- [Task goal] Find the word "Falls" in the records below. List each line containing it.

- [Data records]
-------

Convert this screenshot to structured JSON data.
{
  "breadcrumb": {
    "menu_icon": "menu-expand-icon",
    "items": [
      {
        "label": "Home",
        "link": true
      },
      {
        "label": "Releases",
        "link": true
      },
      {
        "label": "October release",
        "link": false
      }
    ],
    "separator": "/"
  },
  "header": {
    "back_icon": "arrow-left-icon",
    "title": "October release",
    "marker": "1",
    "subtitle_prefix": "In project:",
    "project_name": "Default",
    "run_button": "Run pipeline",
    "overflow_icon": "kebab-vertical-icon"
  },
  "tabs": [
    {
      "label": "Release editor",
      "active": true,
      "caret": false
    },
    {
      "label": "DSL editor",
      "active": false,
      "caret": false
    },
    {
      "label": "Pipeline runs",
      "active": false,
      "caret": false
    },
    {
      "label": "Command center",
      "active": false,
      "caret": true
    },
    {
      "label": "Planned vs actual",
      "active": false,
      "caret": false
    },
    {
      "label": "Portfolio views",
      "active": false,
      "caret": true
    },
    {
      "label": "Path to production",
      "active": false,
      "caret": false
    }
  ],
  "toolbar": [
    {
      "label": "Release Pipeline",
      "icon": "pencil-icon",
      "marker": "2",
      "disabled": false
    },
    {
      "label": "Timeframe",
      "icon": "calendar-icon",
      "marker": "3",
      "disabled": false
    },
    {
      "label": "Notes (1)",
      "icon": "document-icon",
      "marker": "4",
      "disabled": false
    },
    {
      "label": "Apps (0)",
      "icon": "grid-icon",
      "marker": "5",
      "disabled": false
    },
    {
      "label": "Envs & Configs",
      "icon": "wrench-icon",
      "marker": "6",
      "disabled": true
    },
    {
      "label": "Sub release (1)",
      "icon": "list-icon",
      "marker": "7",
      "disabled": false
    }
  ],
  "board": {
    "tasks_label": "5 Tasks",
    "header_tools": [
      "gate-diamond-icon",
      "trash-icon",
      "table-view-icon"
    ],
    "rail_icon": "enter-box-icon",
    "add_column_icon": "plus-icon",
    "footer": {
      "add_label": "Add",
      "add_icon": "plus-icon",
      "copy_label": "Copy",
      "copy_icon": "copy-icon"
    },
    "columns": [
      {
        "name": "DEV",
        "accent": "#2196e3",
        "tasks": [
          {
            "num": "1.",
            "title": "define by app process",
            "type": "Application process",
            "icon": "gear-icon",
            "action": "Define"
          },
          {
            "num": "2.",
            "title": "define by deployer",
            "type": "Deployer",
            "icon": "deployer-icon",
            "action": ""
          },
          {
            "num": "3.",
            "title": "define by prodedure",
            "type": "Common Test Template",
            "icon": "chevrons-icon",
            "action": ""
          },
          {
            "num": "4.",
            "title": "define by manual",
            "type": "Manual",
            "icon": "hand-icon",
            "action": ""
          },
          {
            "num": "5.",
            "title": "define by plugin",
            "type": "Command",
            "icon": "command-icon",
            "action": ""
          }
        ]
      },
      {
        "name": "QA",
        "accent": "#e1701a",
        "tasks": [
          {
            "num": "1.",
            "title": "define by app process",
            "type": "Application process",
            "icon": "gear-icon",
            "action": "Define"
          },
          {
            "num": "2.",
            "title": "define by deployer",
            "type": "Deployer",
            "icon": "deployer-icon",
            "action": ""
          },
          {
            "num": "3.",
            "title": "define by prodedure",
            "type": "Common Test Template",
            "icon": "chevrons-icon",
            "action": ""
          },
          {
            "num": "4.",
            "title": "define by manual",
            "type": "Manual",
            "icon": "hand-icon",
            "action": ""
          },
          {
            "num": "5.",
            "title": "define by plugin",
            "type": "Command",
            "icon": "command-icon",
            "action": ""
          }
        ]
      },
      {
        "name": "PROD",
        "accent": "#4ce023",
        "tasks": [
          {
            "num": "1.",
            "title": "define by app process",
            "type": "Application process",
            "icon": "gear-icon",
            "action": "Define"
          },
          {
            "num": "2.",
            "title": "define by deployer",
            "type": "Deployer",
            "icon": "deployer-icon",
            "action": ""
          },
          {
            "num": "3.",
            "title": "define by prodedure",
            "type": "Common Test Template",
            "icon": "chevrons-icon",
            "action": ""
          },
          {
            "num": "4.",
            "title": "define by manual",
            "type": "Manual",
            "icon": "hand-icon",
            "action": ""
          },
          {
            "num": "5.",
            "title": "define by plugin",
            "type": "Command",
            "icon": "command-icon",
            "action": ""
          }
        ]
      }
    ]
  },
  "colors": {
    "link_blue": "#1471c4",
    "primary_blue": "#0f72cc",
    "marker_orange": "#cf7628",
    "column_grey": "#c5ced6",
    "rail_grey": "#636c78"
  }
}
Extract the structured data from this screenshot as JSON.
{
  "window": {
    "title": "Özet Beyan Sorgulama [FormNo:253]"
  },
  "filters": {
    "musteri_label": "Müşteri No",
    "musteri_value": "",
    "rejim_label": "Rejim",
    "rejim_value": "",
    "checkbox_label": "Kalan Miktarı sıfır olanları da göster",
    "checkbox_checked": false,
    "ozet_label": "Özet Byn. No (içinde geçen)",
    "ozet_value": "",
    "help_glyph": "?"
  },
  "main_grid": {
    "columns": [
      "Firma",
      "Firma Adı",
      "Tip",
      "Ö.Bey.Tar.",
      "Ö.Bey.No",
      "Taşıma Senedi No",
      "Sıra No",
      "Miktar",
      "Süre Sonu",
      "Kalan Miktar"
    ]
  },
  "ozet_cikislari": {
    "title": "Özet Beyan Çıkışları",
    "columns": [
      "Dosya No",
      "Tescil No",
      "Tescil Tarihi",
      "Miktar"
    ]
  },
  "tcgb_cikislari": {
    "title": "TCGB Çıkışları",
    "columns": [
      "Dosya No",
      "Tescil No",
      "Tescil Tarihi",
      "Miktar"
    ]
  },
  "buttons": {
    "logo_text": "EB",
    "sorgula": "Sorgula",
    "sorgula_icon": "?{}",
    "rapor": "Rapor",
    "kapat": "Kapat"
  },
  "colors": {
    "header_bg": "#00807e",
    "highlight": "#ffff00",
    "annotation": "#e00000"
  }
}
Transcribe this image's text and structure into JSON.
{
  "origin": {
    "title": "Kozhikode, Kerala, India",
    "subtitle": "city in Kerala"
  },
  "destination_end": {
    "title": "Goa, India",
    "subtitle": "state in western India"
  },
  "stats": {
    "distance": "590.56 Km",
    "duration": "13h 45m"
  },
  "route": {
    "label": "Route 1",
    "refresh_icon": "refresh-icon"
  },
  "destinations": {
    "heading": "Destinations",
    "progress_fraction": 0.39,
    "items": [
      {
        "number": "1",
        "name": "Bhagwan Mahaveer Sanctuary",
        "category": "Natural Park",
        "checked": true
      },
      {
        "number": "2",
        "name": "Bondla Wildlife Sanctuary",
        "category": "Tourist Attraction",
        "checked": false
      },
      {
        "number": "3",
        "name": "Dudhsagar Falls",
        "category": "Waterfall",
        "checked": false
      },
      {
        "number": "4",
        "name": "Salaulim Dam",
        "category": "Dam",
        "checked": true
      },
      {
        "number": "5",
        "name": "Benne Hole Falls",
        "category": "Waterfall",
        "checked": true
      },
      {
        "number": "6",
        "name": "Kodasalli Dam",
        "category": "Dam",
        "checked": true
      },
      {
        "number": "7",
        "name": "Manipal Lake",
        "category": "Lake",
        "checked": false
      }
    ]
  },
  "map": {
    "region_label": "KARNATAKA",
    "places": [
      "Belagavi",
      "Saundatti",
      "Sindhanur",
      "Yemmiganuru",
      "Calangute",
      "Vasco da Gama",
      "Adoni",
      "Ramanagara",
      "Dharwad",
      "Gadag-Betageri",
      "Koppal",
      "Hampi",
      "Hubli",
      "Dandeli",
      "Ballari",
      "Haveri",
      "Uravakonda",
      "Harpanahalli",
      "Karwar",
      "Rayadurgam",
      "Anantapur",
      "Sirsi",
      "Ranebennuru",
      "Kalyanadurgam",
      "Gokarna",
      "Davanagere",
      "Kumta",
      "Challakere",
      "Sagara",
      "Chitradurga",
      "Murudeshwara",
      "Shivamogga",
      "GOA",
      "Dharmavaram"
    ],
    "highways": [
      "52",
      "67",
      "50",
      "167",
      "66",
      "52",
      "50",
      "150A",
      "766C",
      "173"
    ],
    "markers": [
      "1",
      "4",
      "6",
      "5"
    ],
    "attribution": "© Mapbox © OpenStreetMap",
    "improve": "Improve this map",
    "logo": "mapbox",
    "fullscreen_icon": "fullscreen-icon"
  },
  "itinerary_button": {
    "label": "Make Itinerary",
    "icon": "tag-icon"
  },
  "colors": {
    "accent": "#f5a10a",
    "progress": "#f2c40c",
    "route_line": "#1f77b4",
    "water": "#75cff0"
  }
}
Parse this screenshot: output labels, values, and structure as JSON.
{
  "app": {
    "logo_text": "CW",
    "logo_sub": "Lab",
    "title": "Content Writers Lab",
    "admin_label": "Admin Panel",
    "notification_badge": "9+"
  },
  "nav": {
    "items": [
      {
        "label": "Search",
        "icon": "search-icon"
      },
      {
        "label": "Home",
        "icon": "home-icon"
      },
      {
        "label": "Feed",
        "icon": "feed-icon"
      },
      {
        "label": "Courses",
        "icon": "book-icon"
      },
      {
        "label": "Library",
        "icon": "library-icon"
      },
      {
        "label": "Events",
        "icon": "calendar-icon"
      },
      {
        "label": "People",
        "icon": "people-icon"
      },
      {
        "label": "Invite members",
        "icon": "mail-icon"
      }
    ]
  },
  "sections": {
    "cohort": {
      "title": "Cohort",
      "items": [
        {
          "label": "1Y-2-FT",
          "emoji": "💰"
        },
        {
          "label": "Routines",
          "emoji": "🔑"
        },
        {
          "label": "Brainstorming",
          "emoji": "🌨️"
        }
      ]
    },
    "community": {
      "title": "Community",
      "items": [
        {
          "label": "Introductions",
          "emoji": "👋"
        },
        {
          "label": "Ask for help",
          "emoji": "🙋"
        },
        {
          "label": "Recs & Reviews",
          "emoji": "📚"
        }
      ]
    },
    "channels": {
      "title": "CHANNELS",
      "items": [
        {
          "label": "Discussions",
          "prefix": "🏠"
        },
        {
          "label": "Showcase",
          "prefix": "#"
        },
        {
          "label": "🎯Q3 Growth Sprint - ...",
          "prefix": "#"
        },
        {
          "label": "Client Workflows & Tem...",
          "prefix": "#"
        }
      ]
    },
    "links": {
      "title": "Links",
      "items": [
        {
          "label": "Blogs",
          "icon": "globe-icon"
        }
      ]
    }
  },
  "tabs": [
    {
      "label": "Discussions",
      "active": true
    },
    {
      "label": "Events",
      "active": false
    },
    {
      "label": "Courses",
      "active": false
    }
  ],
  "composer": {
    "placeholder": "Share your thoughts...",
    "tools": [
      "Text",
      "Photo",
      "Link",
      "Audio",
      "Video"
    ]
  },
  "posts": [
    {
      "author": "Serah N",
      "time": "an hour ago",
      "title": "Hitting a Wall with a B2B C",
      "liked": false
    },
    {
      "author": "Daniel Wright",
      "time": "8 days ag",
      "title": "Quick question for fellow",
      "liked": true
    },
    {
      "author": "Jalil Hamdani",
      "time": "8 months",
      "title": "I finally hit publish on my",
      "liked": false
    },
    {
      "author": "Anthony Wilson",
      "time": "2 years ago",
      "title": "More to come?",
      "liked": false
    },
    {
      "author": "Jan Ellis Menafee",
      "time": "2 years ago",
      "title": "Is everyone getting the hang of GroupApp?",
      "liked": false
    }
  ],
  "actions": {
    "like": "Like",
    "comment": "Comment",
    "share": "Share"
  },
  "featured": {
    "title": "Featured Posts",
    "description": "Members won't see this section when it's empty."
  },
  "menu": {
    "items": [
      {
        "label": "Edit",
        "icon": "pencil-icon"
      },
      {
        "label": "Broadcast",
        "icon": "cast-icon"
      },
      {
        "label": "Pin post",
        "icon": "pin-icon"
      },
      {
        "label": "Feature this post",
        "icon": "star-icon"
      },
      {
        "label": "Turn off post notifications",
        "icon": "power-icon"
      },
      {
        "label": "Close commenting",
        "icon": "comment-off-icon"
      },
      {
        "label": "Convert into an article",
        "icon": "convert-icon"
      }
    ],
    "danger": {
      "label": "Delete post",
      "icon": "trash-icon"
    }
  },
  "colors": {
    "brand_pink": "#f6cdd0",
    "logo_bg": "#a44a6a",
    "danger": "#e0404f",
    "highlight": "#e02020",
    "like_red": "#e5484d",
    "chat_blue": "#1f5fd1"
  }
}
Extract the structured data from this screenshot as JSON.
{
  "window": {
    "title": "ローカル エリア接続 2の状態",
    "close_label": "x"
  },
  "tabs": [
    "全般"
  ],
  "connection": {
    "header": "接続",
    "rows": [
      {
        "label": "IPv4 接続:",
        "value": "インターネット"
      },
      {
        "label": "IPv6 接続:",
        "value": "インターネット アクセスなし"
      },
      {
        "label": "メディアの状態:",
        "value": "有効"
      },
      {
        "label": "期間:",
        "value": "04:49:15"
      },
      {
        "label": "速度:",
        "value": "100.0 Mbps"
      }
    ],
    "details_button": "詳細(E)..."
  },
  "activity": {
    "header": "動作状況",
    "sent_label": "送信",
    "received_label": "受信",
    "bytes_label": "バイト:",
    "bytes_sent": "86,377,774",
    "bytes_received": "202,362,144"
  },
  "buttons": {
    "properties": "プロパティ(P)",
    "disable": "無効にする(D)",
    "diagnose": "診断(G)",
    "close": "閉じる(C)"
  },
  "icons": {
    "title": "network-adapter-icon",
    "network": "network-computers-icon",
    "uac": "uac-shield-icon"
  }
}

-------

- [Response to this task]
        "name": "Dudhsagar Falls",
        "name": "Benne Hole Falls",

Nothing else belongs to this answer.